-- start of PROVIDED DATA --

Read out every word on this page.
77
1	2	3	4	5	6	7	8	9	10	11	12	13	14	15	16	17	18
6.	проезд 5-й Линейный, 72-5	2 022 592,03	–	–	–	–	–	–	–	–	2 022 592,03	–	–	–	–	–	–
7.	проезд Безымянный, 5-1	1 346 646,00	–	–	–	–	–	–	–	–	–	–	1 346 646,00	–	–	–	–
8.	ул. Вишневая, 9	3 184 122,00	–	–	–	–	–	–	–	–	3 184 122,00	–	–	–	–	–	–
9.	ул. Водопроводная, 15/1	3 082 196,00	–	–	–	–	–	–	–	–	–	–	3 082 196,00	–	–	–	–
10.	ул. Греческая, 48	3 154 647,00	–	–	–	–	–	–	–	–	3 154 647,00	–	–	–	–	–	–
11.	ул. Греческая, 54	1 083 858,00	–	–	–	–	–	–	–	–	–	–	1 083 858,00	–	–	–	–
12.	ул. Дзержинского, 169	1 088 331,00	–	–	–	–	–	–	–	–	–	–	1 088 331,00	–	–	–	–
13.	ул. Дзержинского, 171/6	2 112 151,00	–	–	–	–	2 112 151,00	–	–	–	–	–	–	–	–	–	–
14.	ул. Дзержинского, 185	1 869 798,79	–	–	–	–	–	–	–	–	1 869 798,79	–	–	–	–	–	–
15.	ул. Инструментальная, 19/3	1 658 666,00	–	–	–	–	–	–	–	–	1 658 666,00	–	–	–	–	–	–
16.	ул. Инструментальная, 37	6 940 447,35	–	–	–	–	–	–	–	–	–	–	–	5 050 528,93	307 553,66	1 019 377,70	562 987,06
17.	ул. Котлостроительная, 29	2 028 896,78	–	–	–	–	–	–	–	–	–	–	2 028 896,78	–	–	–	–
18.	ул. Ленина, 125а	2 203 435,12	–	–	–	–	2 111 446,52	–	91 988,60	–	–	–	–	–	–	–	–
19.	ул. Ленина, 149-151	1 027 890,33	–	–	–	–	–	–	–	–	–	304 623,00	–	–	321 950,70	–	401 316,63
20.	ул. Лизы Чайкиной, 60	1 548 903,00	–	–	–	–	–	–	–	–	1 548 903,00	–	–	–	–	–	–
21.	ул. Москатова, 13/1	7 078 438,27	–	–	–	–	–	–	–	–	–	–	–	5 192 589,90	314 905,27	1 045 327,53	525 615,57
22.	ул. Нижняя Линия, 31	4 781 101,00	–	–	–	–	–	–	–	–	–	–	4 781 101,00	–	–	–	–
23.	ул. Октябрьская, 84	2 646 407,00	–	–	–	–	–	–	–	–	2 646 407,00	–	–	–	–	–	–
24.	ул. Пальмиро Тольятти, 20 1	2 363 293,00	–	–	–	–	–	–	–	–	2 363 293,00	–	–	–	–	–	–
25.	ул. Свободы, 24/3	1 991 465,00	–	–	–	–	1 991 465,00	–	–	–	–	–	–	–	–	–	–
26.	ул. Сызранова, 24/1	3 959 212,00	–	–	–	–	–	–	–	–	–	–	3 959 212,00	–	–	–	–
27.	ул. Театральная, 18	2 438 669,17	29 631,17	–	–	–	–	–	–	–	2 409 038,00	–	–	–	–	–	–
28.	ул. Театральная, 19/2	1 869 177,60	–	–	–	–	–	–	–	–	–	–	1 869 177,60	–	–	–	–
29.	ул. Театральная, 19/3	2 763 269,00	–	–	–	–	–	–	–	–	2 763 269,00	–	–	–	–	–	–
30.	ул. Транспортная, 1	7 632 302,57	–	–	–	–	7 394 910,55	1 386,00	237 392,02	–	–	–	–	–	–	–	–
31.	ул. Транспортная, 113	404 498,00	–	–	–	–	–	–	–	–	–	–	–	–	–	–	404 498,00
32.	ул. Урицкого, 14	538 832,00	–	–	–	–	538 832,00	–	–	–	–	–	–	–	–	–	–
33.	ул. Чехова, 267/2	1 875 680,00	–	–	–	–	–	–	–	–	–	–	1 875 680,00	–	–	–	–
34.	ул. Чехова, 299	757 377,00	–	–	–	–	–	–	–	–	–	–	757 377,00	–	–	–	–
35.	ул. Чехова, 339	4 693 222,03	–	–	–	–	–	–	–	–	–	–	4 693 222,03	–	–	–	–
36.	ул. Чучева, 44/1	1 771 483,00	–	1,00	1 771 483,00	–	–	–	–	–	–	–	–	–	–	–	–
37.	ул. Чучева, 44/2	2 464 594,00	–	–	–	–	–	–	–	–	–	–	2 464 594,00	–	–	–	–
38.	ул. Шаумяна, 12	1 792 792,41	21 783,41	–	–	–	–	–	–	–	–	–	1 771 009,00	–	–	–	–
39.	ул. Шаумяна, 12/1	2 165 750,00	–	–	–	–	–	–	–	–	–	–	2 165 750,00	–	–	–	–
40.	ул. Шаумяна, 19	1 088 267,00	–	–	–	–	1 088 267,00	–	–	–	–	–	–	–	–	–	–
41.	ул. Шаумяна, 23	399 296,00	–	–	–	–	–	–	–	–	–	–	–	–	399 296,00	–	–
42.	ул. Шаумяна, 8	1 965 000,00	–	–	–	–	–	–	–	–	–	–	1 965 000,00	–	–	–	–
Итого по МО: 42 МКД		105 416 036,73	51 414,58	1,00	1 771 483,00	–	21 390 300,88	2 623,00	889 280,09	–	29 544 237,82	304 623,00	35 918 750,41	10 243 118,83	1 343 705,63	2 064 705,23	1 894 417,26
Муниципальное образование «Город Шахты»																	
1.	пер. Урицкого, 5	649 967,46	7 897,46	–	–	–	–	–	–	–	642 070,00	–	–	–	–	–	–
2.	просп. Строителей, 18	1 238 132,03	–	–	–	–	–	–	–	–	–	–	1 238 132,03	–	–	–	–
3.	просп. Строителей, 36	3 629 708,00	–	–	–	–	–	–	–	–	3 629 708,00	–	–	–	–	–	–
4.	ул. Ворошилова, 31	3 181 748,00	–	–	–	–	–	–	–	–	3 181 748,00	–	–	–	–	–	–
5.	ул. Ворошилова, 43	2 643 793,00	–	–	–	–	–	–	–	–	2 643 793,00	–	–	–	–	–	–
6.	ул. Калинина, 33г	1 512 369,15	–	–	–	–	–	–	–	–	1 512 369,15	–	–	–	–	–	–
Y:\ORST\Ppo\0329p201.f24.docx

-- end of PROVIDED DATA --

## INSTRUCTION
Using the listing above, say how many of its lines contain the string "Инструментальная", giving nothing but the figure.

## RESPONSE TO THE EXERCISE
2